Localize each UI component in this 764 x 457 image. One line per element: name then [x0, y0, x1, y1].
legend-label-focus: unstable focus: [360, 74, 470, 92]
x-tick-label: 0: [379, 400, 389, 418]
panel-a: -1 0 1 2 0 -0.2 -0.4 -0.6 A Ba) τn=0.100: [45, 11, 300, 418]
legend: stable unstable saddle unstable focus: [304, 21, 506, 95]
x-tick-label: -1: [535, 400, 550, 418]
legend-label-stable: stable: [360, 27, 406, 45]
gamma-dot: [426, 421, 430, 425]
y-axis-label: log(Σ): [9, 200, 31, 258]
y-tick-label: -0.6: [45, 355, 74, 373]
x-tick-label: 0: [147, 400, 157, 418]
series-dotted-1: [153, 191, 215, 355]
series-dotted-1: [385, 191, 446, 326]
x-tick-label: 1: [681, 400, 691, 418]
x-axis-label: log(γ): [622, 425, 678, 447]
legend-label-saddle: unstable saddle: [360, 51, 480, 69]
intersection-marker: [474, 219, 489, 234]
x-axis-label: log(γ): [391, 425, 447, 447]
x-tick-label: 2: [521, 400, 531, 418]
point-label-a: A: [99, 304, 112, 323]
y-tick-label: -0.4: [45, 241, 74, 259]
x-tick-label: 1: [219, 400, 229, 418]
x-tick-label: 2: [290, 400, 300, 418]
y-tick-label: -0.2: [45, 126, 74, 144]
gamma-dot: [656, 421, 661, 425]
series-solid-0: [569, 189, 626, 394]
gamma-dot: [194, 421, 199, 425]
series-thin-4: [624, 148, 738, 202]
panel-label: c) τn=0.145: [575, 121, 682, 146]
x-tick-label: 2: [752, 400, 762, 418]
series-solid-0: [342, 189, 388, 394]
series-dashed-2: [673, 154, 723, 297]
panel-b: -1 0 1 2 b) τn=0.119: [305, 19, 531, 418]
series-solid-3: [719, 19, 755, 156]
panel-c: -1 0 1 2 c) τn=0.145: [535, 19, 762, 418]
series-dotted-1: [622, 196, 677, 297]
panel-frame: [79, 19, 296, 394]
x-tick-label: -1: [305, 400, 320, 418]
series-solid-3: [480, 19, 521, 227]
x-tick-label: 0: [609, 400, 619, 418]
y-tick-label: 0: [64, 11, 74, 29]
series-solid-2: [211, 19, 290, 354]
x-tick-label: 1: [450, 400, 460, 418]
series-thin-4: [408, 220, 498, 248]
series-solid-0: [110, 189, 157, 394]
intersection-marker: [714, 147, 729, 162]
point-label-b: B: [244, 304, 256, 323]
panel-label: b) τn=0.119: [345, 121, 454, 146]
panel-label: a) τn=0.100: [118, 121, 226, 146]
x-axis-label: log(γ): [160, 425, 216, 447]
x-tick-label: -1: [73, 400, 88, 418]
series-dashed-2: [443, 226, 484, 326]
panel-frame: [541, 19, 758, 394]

+++

» **The request**
Revise the lines above so that every "intersection-marker" becomes "crossing-marker", keeping everything else the same.

» **Expected answer**
Localize each UI component in this 764 x 457 image. One line per element: name then [x0, y0, x1, y1].
legend-label-focus: unstable focus: [360, 74, 470, 92]
x-tick-label: 0: [379, 400, 389, 418]
panel-a: -1 0 1 2 0 -0.2 -0.4 -0.6 A Ba) τn=0.100: [45, 11, 300, 418]
legend: stable unstable saddle unstable focus: [304, 21, 506, 95]
x-tick-label: -1: [535, 400, 550, 418]
legend-label-stable: stable: [360, 27, 406, 45]
gamma-dot: [426, 421, 430, 425]
y-axis-label: log(Σ): [9, 200, 31, 258]
y-tick-label: -0.6: [45, 355, 74, 373]
x-tick-label: 0: [147, 400, 157, 418]
series-dotted-1: [153, 191, 215, 355]
series-dotted-1: [385, 191, 446, 326]
x-tick-label: 1: [681, 400, 691, 418]
x-axis-label: log(γ): [622, 425, 678, 447]
legend-label-saddle: unstable saddle: [360, 51, 480, 69]
crossing-marker: [474, 219, 489, 234]
x-axis-label: log(γ): [391, 425, 447, 447]
x-tick-label: 2: [521, 400, 531, 418]
point-label-a: A: [99, 304, 112, 323]
y-tick-label: -0.4: [45, 241, 74, 259]
x-tick-label: 1: [219, 400, 229, 418]
x-tick-label: 2: [290, 400, 300, 418]
y-tick-label: -0.2: [45, 126, 74, 144]
gamma-dot: [656, 421, 661, 425]
series-solid-0: [569, 189, 626, 394]
gamma-dot: [194, 421, 199, 425]
series-thin-4: [624, 148, 738, 202]
panel-label: c) τn=0.145: [575, 121, 682, 146]
x-tick-label: 2: [752, 400, 762, 418]
series-solid-0: [342, 189, 388, 394]
series-dashed-2: [673, 154, 723, 297]
panel-b: -1 0 1 2 b) τn=0.119: [305, 19, 531, 418]
series-solid-3: [719, 19, 755, 156]
panel-c: -1 0 1 2 c) τn=0.145: [535, 19, 762, 418]
series-dotted-1: [622, 196, 677, 297]
panel-frame: [79, 19, 296, 394]
x-tick-label: -1: [305, 400, 320, 418]
series-solid-3: [480, 19, 521, 227]
x-tick-label: 0: [609, 400, 619, 418]
y-tick-label: 0: [64, 11, 74, 29]
series-solid-2: [211, 19, 290, 354]
x-tick-label: 1: [450, 400, 460, 418]
series-thin-4: [408, 220, 498, 248]
series-solid-0: [110, 189, 157, 394]
crossing-marker: [714, 147, 729, 162]
point-label-b: B: [244, 304, 256, 323]
panel-label: b) τn=0.119: [345, 121, 454, 146]
panel-label: a) τn=0.100: [118, 121, 226, 146]
x-axis-label: log(γ): [160, 425, 216, 447]
x-tick-label: -1: [73, 400, 88, 418]
series-dashed-2: [443, 226, 484, 326]
panel-frame: [541, 19, 758, 394]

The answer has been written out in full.